● **Required task**: Write out each line of the listing as it stands, without the images.

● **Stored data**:
** Start **
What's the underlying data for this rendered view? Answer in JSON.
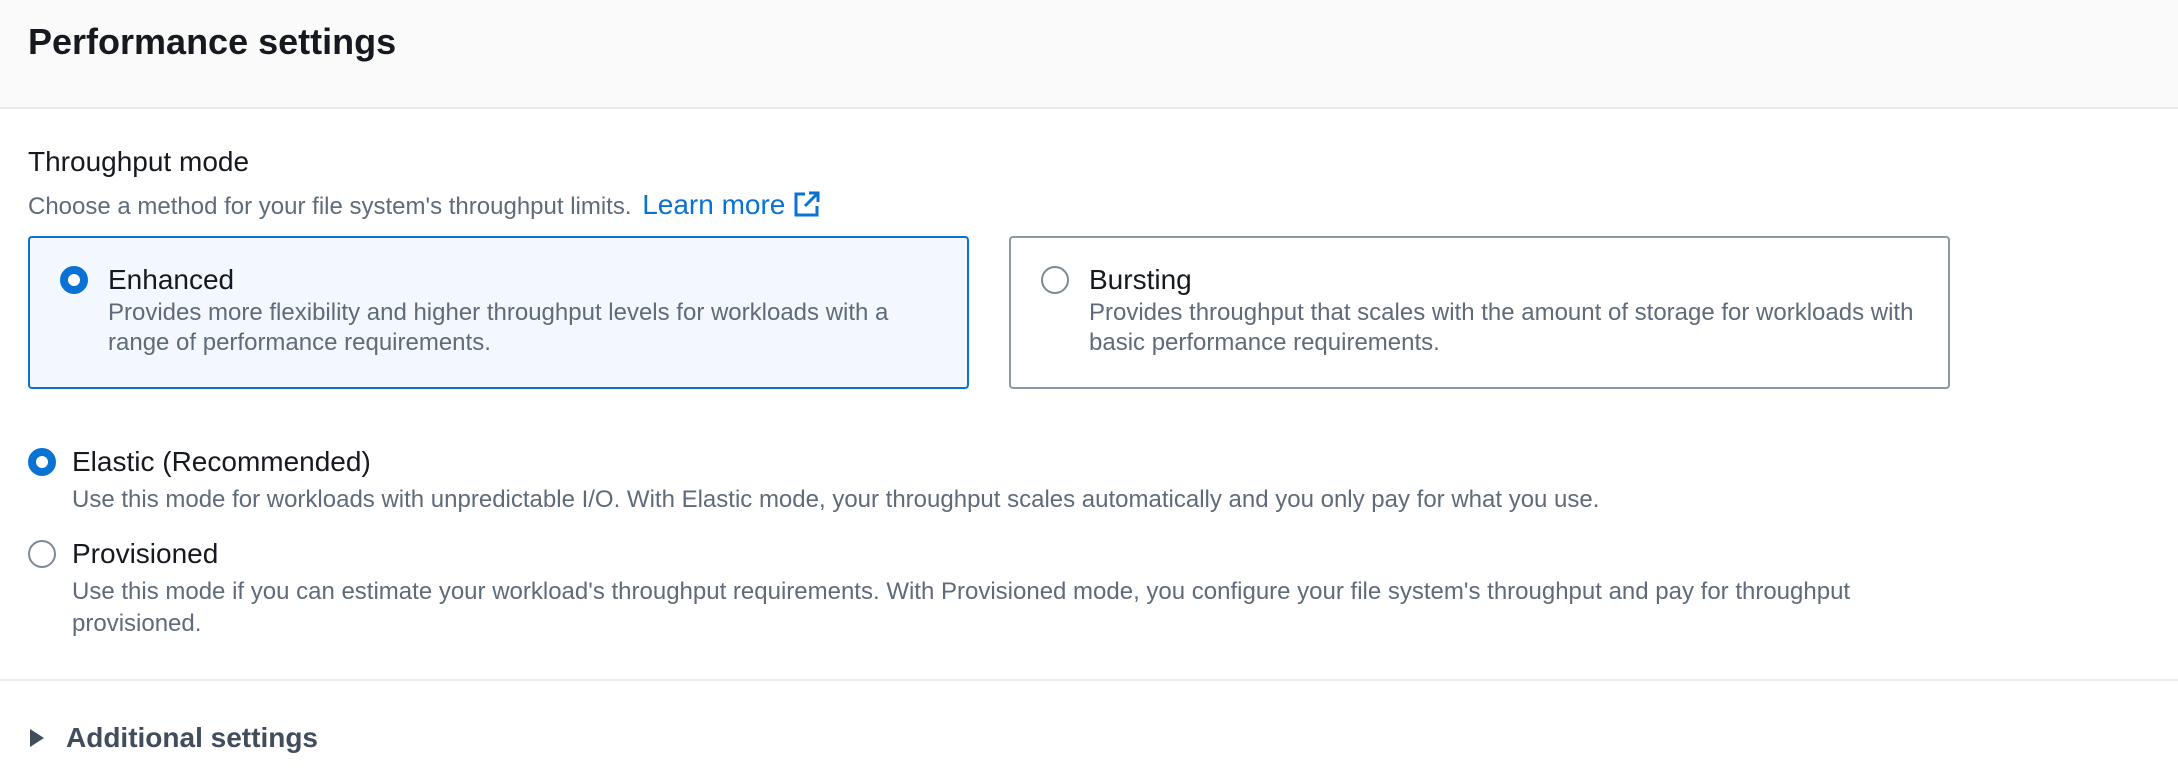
{
  "header": {
    "title": "Performance settings"
  },
  "throughput": {
    "label": "Throughput mode",
    "description": "Choose a method for your file system's throughput limits.",
    "learn_more": "Learn more",
    "tiles": [
      {
        "title": "Enhanced",
        "description": "Provides more flexibility and higher throughput levels for workloads with a range of performance requirements.",
        "selected": true
      },
      {
        "title": "Bursting",
        "description": "Provides throughput that scales with the amount of storage for workloads with basic performance requirements.",
        "selected": false
      }
    ],
    "options": [
      {
        "title": "Elastic (Recommended)",
        "description": "Use this mode for workloads with unpredictable I/O. With Elastic mode, your throughput scales automatically and you only pay for what you use.",
        "selected": true
      },
      {
        "title": "Provisioned",
        "description": "Use this mode if you can estimate your workload's throughput requirements. With Provisioned mode, you configure your file system's throughput and pay for throughput provisioned.",
        "selected": false
      }
    ]
  },
  "additional": {
    "label": "Additional settings",
    "expanded": false
  },
  "colors": {
    "accent": "#0972d3",
    "selected_tile_bg": "#f2f8fd",
    "text_primary": "#16191f",
    "text_secondary": "#5f6b7a"
  },
  "icons": {
    "external_link": "external-link-icon",
    "caret": "caret-right-icon"
  }
}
** End **
● **Problem solution**:
What's the underlying data for this rendered view? Answer in JSON.
{
  "header": {
    "title": "Performance settings"
  },
  "throughput": {
    "label": "Throughput mode",
    "description": "Choose a method for your file system's throughput limits.",
    "learn_more": "Learn more",
    "tiles": [
      {
        "title": "Enhanced",
        "description": "Provides more flexibility and higher throughput levels for workloads with a range of performance requirements.",
        "selected": true
      },
      {
        "title": "Bursting",
        "description": "Provides throughput that scales with the amount of storage for workloads with basic performance requirements.",
        "selected": false
      }
    ],
    "options": [
      {
        "title": "Elastic (Recommended)",
        "description": "Use this mode for workloads with unpredictable I/O. With Elastic mode, your throughput scales automatically and you only pay for what you use.",
        "selected": true
      },
      {
        "title": "Provisioned",
        "description": "Use this mode if you can estimate your workload's throughput requirements. With Provisioned mode, you configure your file system's throughput and pay for throughput provisioned.",
        "selected": false
      }
    ]
  },
  "additional": {
    "label": "Additional settings",
    "expanded": false
  },
  "colors": {
    "accent": "#0972d3",
    "selected_tile_bg": "#f2f8fd",
    "text_primary": "#16191f",
    "text_secondary": "#5f6b7a"
  },
  "icons": {
    "external_link": "external-link-icon",
    "caret": "caret-right-icon"
  }
}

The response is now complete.